◆ **EXERCISE**
Find each line containing the string "угрожает". Copy it.

◆ **RECORDS PROVIDED**
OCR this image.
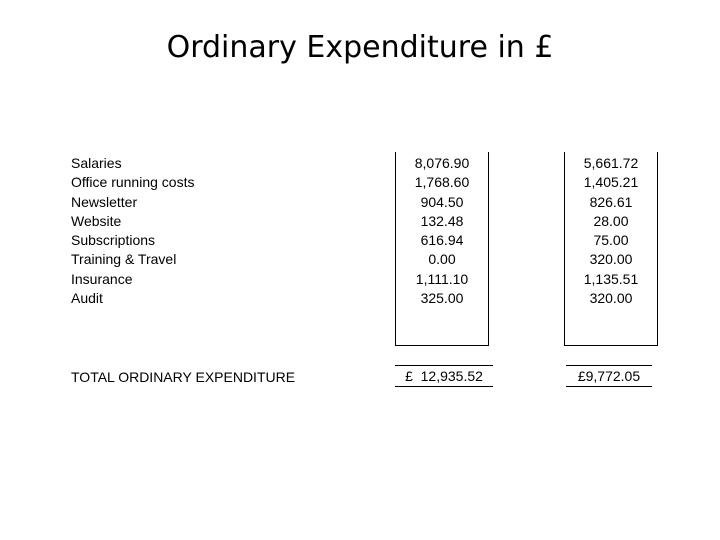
Ordinary Expenditure in £
Salaries
Office running costs
Newsletter
Website
Subscriptions
Training & Travel
Insurance
Audit
8,076.90
1,768.60
904.50
132.48
616.94
0.00
1,111.10
325.00
5,661.72
1,405.21
826.61
28.00
75.00
320.00
1,135.51
320.00
TOTAL ORDINARY EXPENDITURE	£  12,935.52	£9,772.05
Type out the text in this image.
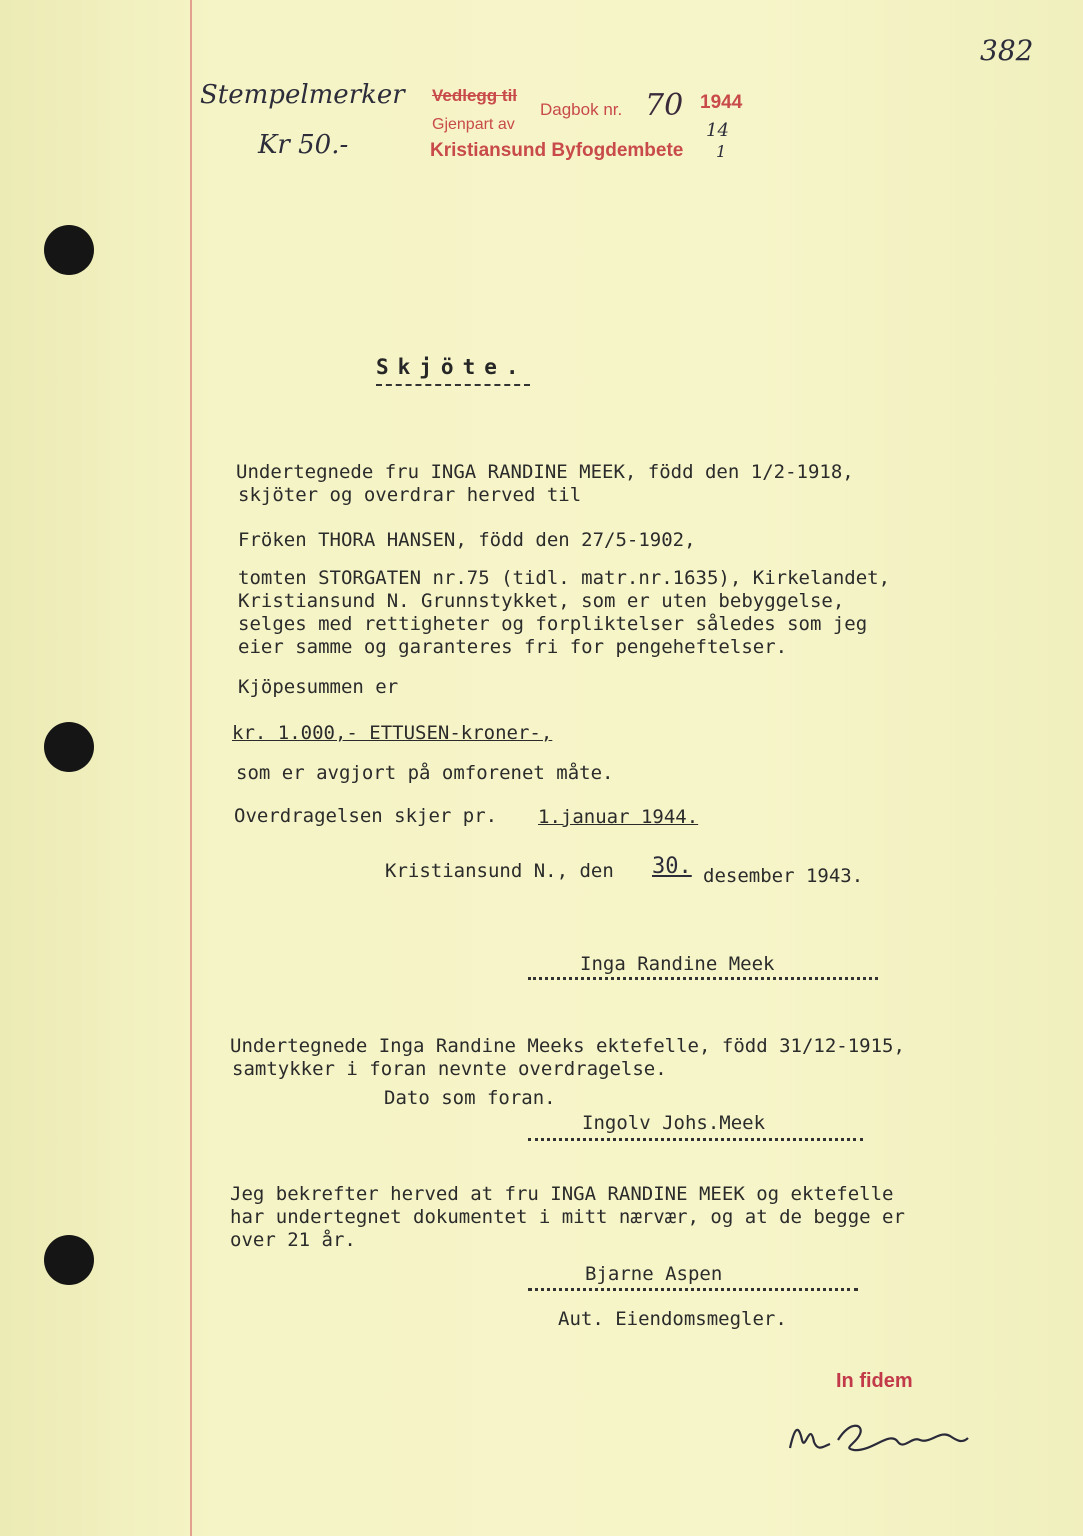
382
Stempelmerker
Kr 50.-
Vedlegg til
Dagbok nr. 70 1944
Gjenpart av
Kristiansund Byfogdembete
14
1
Skjöte.
Undertegnede fru INGA RANDINE MEEK, född den 1/2-1918,
skjöter og overdrar herved til
Fröken THORA HANSEN, född den 27/5-1902,
tomten STORGATEN nr.75 (tidl. matr.nr.1635), Kirkelandet,
Kristiansund N. Grunnstykket, som er uten bebyggelse,
selges med rettigheter og forpliktelser således som jeg
eier samme og garanteres fri for pengeheftelser.
Kjöpesummen er
kr. 1.000,- ETTUSEN-kroner-,
som er avgjort på omforenet måte.
Overdragelsen skjer pr. 1.januar 1944.
Kristiansund N., den 30. desember 1943.
Inga Randine Meek
Undertegnede Inga Randine Meeks ektefelle, född 31/12-1915,
samtykker i foran nevnte overdragelse.
Dato som foran.
Ingolv Johs.Meek
Jeg bekrefter herved at fru INGA RANDINE MEEK og ektefelle
har undertegnet dokumentet i mitt nærvær, og at de begge er
over 21 år.
Bjarne Aspen
Aut. Eiendomsmegler.
In fidem
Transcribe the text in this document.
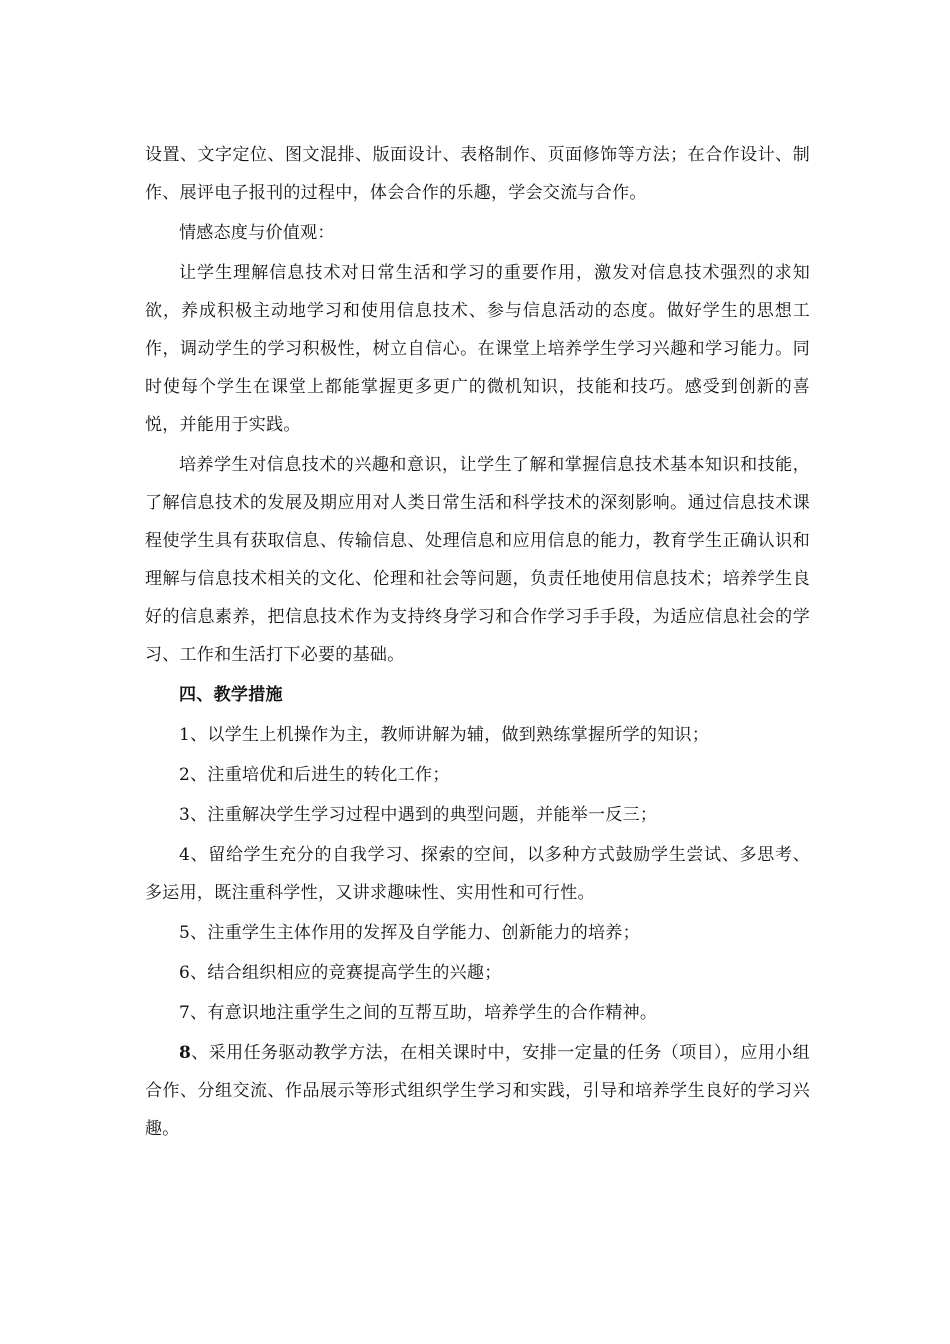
设置、文字定位、图文混排、版面设计、表格制作、页面修饰等方法；在合作设计、制作、展评电子报刊的过程中，体会合作的乐趣，学会交流与合作。

情感态度与价值观：

让学生理解信息技术对日常生活和学习的重要作用，激发对信息技术强烈的求知欲，养成积极主动地学习和使用信息技术、参与信息活动的态度。做好学生的思想工作，调动学生的学习积极性，树立自信心。在课堂上培养学生学习兴趣和学习能力。同时使每个学生在课堂上都能掌握更多更广的微机知识，技能和技巧。感受到创新的喜悦，并能用于实践。

培养学生对信息技术的兴趣和意识，让学生了解和掌握信息技术基本知识和技能，了解信息技术的发展及期应用对人类日常生活和科学技术的深刻影响。通过信息技术课程使学生具有获取信息、传输信息、处理信息和应用信息的能力，教育学生正确认识和理解与信息技术相关的文化、伦理和社会等问题，负责任地使用信息技术；培养学生良好的信息素养，把信息技术作为支持终身学习和合作学习手手段，为适应信息社会的学习、工作和生活打下必要的基础。

四、教学措施

1、以学生上机操作为主，教师讲解为辅，做到熟练掌握所学的知识；

2、注重培优和后进生的转化工作；

3、注重解决学生学习过程中遇到的典型问题，并能举一反三；

4、留给学生充分的自我学习、探索的空间，以多种方式鼓励学生尝试、多思考、多运用，既注重科学性，又讲求趣味性、实用性和可行性。

5、注重学生主体作用的发挥及自学能力、创新能力的培养；

6、结合组织相应的竞赛提高学生的兴趣；

7、有意识地注重学生之间的互帮互助，培养学生的合作精神。

8、采用任务驱动教学方法，在相关课时中，安排一定量的任务（项目），应用小组合作、分组交流、作品展示等形式组织学生学习和实践，引导和培养学生良好的学习兴趣。
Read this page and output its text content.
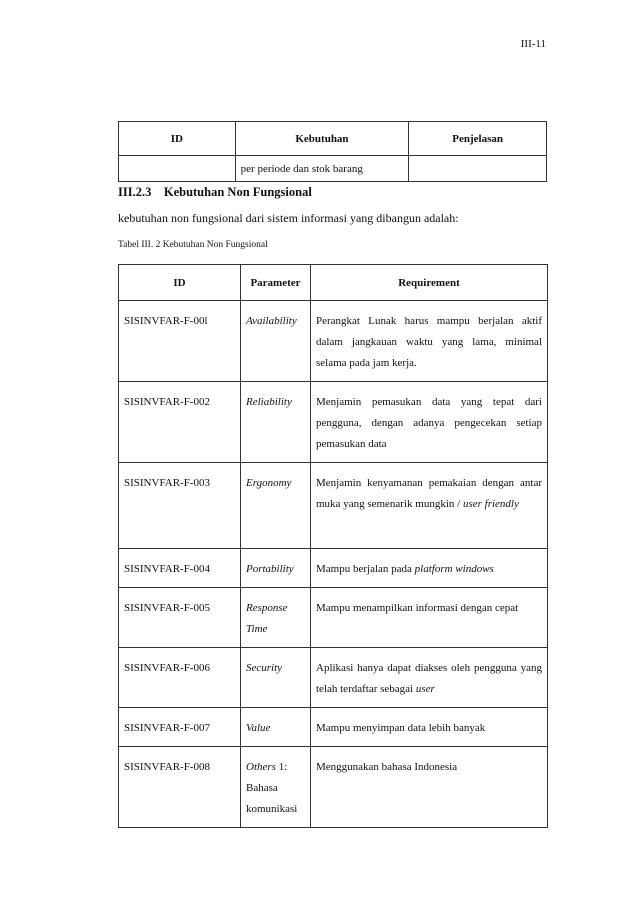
III-11
ID	Kebutuhan	Penjelasan
	per periode dan stok barang	
III.2.3    Kebutuhan Non Fungsional
kebutuhan non fungsional dari sistem informasi yang dibangun adalah:
Tabel III. 2 Kebutuhan Non Fungsional
ID	Parameter	Requirement
SISINVFAR-F-00l	Availability	Perangkat Lunak harus mampu berjalan aktif dalam jangkauan waktu yang lama, minimal selama pada jam kerja.
SISINVFAR-F-002	Reliability	Menjamin pemasukan data yang tepat dari pengguna, dengan adanya pengecekan setiap pemasukan data
SISINVFAR-F-003	Ergonomy	Menjamin kenyamanan pemakaian dengan antar muka yang semenarik mungkin / user friendly
SISINVFAR-F-004	Portability	Mampu berjalan pada platform windows
SISINVFAR-F-005	Response Time	Mampu menampilkan informasi dengan cepat
SISINVFAR-F-006	Security	Aplikasi hanya dapat diakses oleh pengguna yang telah terdaftar sebagai user
SISINVFAR-F-007	Value	Mampu menyimpan data lebih banyak
SISINVFAR-F-008	Others 1: Bahasa komunikasi	Menggunakan bahasa Indonesia
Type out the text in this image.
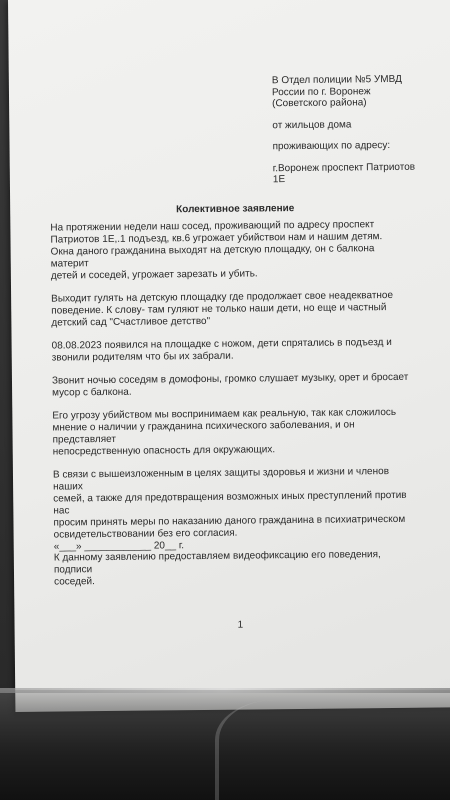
В Отдел полиции №5 УМВД

России по г. Воронеж

(Советского района)

от жильцов дома

проживающих по адресу:

г.Воронеж проспект Патриотов

1Е

Колективное заявление

На протяжении недели наш сосед, проживающий по адресу проспект
Патриотов 1Е,.1 подъезд, кв.6 угрожает убийствои нам и нашим детям.
Окна даного гражданина выходят на детскую площадку, он с балкона материт
детей и соседей, угрожает зарезать и убить.

Выходит гулять на детскую площадку где продолжает свое неадекватное
поведение. К слову- там гуляют не только наши дети, но еще и частный
детский сад "Счастливое детство"

08.08.2023 появился на площадке с ножом, дети спрятались в подъезд и
звонили родителям что бы их забрали.

Звонит ночью соседям в домофоны, громко слушает музыку, орет и бросает
мусор с балкона.

Его угрозу убийством мы воспринимаем как реальную, так как сложилось
мнение о наличии у гражданина психического заболевания, и он представляет
непосредственную опасность для окружающих.

В связи с вышеизложенным в целях защиты здоровья и жизни и членов наших
семей, а также для предотвращения возможных иных преступлений против нас
просим принять меры по наказанию даного гражданина в психиатрическом
освидетельствовании без его согласия.

К данному заявлению предоставляем видеофиксацию его поведения, подписи
соседей.

«___» ____________ 20__ г.
1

◆ **RESULT FOR THIS TASK**
Патриотов 1Е,.1 подъезд, кв.6 угрожает убийствои нам и нашим детям.
детей и соседей, угрожает зарезать и убить.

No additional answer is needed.